> [TEXTE FOURNI]:
Serait-ce une façon de définir des écoles de demain ? La créativité s’appuie chez lui sur une formation en sciences expérimentales de très haut niveau. Comme professeur de physique, j’en suis profondément heureux. Et puis, analyser sa centrifugeuse en papier en revenant à la physique de base m’est un bonheur. Accumuler l’énergie liée à l’action répétée, au travail périodique des mains sans la perdre dans les frottements, c’est bien joué. Simple et de bon goût. Pour un physicien, c’est du petit lait.

Ce que l’on voit ici rejoint le programme du cours FabLab Jam Session que nous développons à l’Université Grenoble Alpes avec le centre de culture scientifique technique et industrielle La Casemate, organisateur de la Maker Faire Grenoble en mars 2017. C’est aussi celui du cours « Learning by doing », du Master Edtech au CRI Paris où j’enseigne.

Le livre de Matthew B. Crawford.

Éditions la Découverte

Expérience du réel

Ce qui compte ici, c’est l’alliance de l’expérience du réel et de sa complexité avec l’accès facile à l’information. Quel que soit le projet, l’objectif premier n’est pas le projet lui-même mais la construction de sa propre capacité à lire une situation réelle et à agir sur elle au-delà d’une approche systématique et prévisible, au-delà de méthodes préfabriquées apprises et répétées à l’identique, au-delà de ces méthodes que des robots mettront en œuvre sans nous.

On voit avec Manu Prakash combien associer une créativité joyeuse, une connaissance scientifique de haut niveau et un réel talent d’expérimentateur est ici fécond et fascinant. On dira avec raison que c’est bien le moins que l’on peut attendre ici tant la formation du chercheur, comme celle de ses collaborateurs, est d’un niveau scientifique élevé. Manu Prakash est un pionnier, mais passer par la science n’est qu’une des modalités de mise en œuvre de ce si joli programme.

Intelligence collective

Il faut reconnaître qu’échapper ainsi à la concurrence des systèmes artificiels intelligents en s’inscrivant dans cette démarche paraît ambitieux et plutôt difficile. C’est la sortie par le haut. C’est clairement une véritable rupture qu’on ne distingue aujourd’hui que dans chez les précurseurs que sont les Makers par exemple.

S’il y a bien une certitude, c’est celle-là : l’humanité n’a pas connu une évolution biologique dans les dernières décennies qui aurait fait progresser radicalement notre intelligence individuelle et qui serait le moteur de la métamorphose du monde en cours.

> [DONNÉES FOURNIES]:
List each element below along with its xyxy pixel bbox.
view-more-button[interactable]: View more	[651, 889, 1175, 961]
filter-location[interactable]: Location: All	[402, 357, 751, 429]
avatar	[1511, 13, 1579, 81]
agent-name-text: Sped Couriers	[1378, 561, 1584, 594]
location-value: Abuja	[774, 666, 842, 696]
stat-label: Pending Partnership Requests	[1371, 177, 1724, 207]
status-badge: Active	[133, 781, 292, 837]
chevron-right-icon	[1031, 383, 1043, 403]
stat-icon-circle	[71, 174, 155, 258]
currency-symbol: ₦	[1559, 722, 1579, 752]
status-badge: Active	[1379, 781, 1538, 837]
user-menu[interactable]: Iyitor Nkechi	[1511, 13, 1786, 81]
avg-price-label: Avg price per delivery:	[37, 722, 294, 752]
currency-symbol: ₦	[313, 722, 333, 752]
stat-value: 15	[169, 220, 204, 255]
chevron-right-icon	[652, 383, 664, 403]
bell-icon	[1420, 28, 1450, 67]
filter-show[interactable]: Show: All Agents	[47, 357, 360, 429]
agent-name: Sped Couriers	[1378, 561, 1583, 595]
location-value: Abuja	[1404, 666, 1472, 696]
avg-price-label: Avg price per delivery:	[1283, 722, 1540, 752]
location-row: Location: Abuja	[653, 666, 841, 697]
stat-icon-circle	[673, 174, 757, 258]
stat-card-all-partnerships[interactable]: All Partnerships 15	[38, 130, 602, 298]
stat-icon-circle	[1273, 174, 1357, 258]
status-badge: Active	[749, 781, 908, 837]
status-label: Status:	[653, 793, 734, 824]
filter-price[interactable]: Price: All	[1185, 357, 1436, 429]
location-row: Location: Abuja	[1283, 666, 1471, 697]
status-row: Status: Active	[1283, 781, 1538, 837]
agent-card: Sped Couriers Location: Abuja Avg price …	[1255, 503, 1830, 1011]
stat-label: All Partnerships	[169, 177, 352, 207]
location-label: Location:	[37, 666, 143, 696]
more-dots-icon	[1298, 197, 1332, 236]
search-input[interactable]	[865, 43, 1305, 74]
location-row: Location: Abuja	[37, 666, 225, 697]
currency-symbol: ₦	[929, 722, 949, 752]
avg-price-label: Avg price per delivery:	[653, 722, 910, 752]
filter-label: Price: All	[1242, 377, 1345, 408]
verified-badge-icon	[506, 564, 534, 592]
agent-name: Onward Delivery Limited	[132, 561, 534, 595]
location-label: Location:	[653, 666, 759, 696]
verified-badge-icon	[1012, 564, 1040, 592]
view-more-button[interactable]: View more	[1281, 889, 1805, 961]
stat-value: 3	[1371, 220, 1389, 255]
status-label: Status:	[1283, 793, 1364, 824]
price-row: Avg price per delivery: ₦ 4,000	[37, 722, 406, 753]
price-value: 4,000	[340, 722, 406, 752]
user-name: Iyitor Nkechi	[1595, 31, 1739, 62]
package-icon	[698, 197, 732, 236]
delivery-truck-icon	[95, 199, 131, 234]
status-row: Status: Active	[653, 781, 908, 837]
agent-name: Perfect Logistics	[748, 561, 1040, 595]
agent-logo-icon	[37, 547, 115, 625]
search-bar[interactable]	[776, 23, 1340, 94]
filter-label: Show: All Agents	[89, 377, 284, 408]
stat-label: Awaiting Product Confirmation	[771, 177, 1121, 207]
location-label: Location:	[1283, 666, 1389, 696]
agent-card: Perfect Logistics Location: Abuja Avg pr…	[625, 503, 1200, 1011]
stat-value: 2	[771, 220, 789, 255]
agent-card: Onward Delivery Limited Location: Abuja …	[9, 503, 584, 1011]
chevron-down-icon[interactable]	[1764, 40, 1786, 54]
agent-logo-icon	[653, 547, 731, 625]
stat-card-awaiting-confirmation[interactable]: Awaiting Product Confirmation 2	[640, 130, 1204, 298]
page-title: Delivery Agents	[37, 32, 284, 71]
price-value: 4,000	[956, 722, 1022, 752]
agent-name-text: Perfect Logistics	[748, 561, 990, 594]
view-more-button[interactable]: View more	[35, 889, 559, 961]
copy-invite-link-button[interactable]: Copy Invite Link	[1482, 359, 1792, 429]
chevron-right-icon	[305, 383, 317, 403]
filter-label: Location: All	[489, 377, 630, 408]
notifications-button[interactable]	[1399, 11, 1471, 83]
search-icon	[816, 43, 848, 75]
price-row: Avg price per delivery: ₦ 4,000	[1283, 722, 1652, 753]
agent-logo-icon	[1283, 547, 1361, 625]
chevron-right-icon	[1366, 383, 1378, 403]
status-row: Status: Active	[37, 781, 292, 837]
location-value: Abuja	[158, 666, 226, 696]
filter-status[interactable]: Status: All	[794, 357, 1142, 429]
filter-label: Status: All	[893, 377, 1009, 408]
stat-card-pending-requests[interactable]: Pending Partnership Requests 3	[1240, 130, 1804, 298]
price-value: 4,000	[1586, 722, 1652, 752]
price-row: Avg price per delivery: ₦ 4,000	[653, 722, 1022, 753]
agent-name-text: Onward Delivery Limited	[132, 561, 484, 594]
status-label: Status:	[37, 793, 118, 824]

> [CONSIGNE]: Citez, s'il vous plaît, le passage du texte fourni qui commence à « Le livre de » et se termine à « œuvre sans nous. ». Les données n'ont aucun lien avec le texte fourni.

> [RÉSULTAT DE LA TÂCHE]:
Le livre de Matthew B. Crawford.

Éditions la Découverte

Expérience du réel

Ce qui compte ici, c’est l’alliance de l’expérience du réel et de sa complexité avec l’accès facile à l’information. Quel que soit le projet, l’objectif premier n’est pas le projet lui-même mais la construction de sa propre capacité à lire une situation réelle et à agir sur elle au-delà d’une approche systématique et prévisible, au-delà de méthodes préfabriquées apprises et répétées à l’identique, au-delà de ces méthodes que des robots mettront en œuvre sans nous.